RECORDS FOR THE TASK:
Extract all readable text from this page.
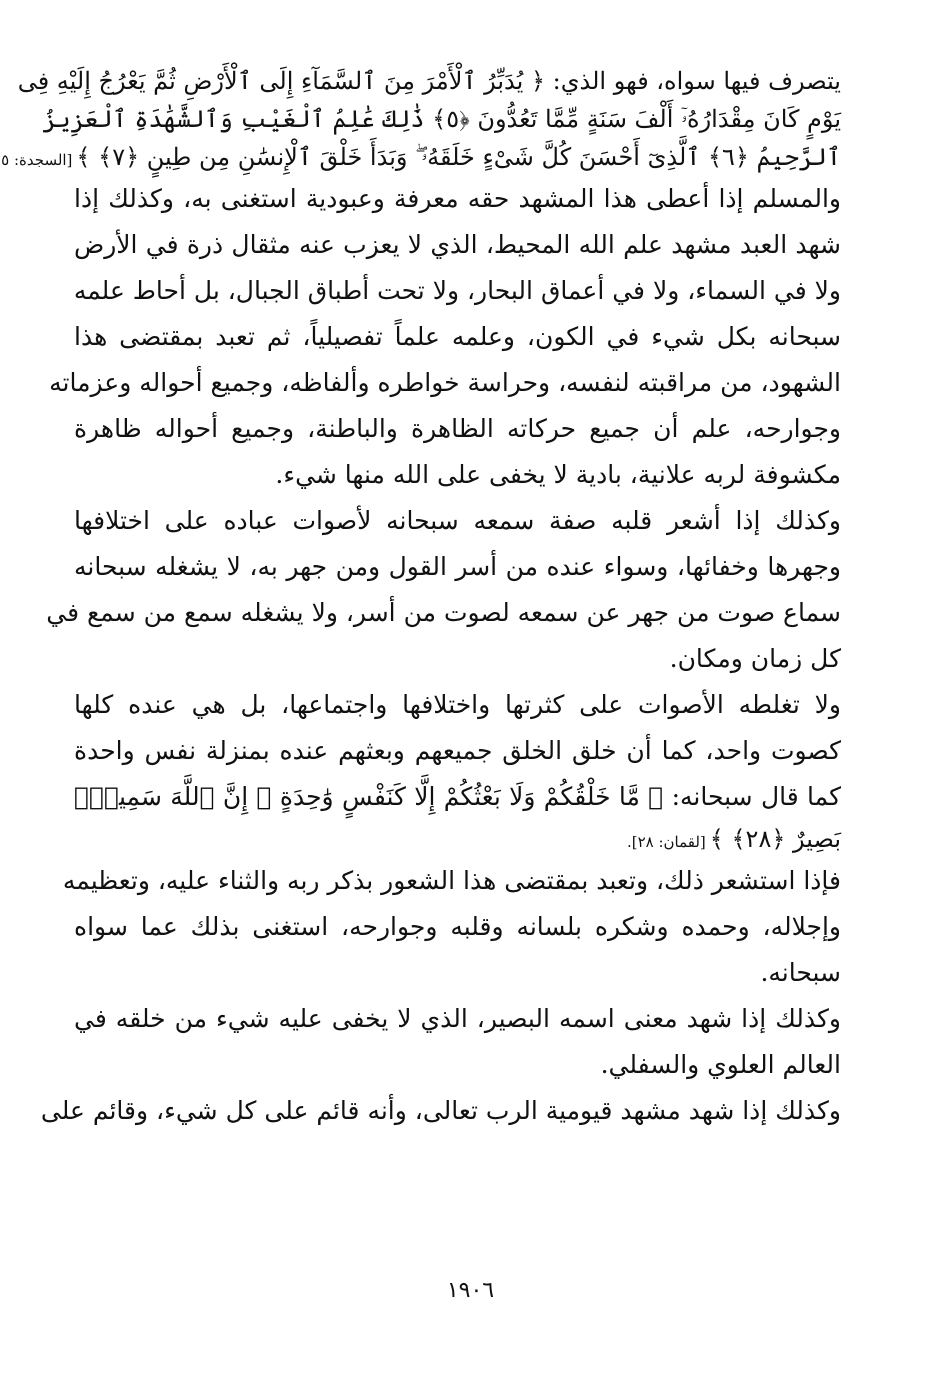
يتصرف فيها سواه، فهو الذي: ﴿ يُدَبِّرُ ٱلْأَمْرَ مِنَ ٱلسَّمَآءِ إِلَى ٱلْأَرْضِ ثُمَّ يَعْرُجُ إِلَيْهِ فِى
يَوْمٍ كَانَ مِقْدَارُهُۥٓ أَلْفَ سَنَةٍ مِّمَّا تَعُدُّونَ ﴿٥﴾ ذَٰلِكَ عَٰلِمُ ٱلْغَيْبِ وَٱلشَّهَٰدَةِ ٱلْعَزِيزُ
ٱلرَّحِيمُ ﴿٦﴾ ٱلَّذِىٓ أَحْسَنَ كُلَّ شَىْءٍ خَلَقَهُۥ ۖ وَبَدَأَ خَلْقَ ٱلْإِنسَٰنِ مِن طِينٍ ﴿٧﴾ ﴾[السجدة: ٥
والمسلم إذا أعطى هذا المشهد حقه معرفة وعبودية استغنى به، وكذلك إذا
شهد العبد مشهد علم الله المحيط، الذي لا يعزب عنه مثقال ذرة في الأرض
ولا في السماء، ولا في أعماق البحار، ولا تحت أطباق الجبال، بل أحاط علمه
سبحانه بكل شيء في الكون، وعلمه علماً تفصيلياً، ثم تعبد بمقتضى هذا
الشهود، من مراقبته لنفسه، وحراسة خواطره وألفاظه، وجميع أحواله وعزماته
وجوارحه، علم أن جميع حركاته الظاهرة والباطنة، وجميع أحواله ظاهرة
مكشوفة لربه علانية، بادية لا يخفى على الله منها شيء.
وكذلك إذا أشعر قلبه صفة سمعه سبحانه لأصوات عباده على اختلافها
وجهرها وخفائها، وسواء عنده من أسر القول ومن جهر به، لا يشغله سبحانه
سماع صوت من جهر عن سمعه لصوت من أسر، ولا يشغله سمع من سمع في
كل زمان ومكان.
ولا تغلطه الأصوات على كثرتها واختلافها واجتماعها، بل هي عنده كلها
كصوت واحد، كما أن خلق الخلق جميعهم وبعثهم عنده بمنزلة نفس واحدة
كما قال سبحانه: ﴿ مَّا خَلْقُكُمْ وَلَا بَعْثُكُمْ إِلَّا كَنَفْسٍ وَٰحِدَةٍ ۗ إِنَّ ٱللَّهَ سَمِيعٌۢ
بَصِيرٌ ﴿٢٨﴾ ﴾[لقمان: ٢٨].
فإذا استشعر ذلك، وتعبد بمقتضى هذا الشعور بذكر ربه والثناء عليه، وتعظيمه
وإجلاله، وحمده وشكره بلسانه وقلبه وجوارحه، استغنى بذلك عما سواه
سبحانه.
وكذلك إذا شهد معنى اسمه البصير، الذي لا يخفى عليه شيء من خلقه في
العالم العلوي والسفلي.
وكذلك إذا شهد مشهد قيومية الرب تعالى، وأنه قائم على كل شيء، وقائم على
١٩٠٦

THE PROBLEM:
Reproduce the entries above exactly. Do not include the images.

CORRECT RESPONSE:
Extract all readable text from this page.
يتصرف فيها سواه، فهو الذي: ﴿ يُدَبِّرُ ٱلْأَمْرَ مِنَ ٱلسَّمَآءِ إِلَى ٱلْأَرْضِ ثُمَّ يَعْرُجُ إِلَيْهِ فِى
يَوْمٍ كَانَ مِقْدَارُهُۥٓ أَلْفَ سَنَةٍ مِّمَّا تَعُدُّونَ ﴿٥﴾ ذَٰلِكَ عَٰلِمُ ٱلْغَيْبِ وَٱلشَّهَٰدَةِ ٱلْعَزِيزُ
ٱلرَّحِيمُ ﴿٦﴾ ٱلَّذِىٓ أَحْسَنَ كُلَّ شَىْءٍ خَلَقَهُۥ ۖ وَبَدَأَ خَلْقَ ٱلْإِنسَٰنِ مِن طِينٍ ﴿٧﴾ ﴾[السجدة: ٥
والمسلم إذا أعطى هذا المشهد حقه معرفة وعبودية استغنى به، وكذلك إذا
شهد العبد مشهد علم الله المحيط، الذي لا يعزب عنه مثقال ذرة في الأرض
ولا في السماء، ولا في أعماق البحار، ولا تحت أطباق الجبال، بل أحاط علمه
سبحانه بكل شيء في الكون، وعلمه علماً تفصيلياً، ثم تعبد بمقتضى هذا
الشهود، من مراقبته لنفسه، وحراسة خواطره وألفاظه، وجميع أحواله وعزماته
وجوارحه، علم أن جميع حركاته الظاهرة والباطنة، وجميع أحواله ظاهرة
مكشوفة لربه علانية، بادية لا يخفى على الله منها شيء.
وكذلك إذا أشعر قلبه صفة سمعه سبحانه لأصوات عباده على اختلافها
وجهرها وخفائها، وسواء عنده من أسر القول ومن جهر به، لا يشغله سبحانه
سماع صوت من جهر عن سمعه لصوت من أسر، ولا يشغله سمع من سمع في
كل زمان ومكان.
ولا تغلطه الأصوات على كثرتها واختلافها واجتماعها، بل هي عنده كلها
كصوت واحد، كما أن خلق الخلق جميعهم وبعثهم عنده بمنزلة نفس واحدة
كما قال سبحانه: ﴿ مَّا خَلْقُكُمْ وَلَا بَعْثُكُمْ إِلَّا كَنَفْسٍ وَٰحِدَةٍ ۗ إِنَّ ٱللَّهَ سَمِيعٌۢ
بَصِيرٌ ﴿٢٨﴾ ﴾[لقمان: ٢٨].
فإذا استشعر ذلك، وتعبد بمقتضى هذا الشعور بذكر ربه والثناء عليه، وتعظيمه
وإجلاله، وحمده وشكره بلسانه وقلبه وجوارحه، استغنى بذلك عما سواه
سبحانه.
وكذلك إذا شهد معنى اسمه البصير، الذي لا يخفى عليه شيء من خلقه في
العالم العلوي والسفلي.
وكذلك إذا شهد مشهد قيومية الرب تعالى، وأنه قائم على كل شيء، وقائم على
١٩٠٦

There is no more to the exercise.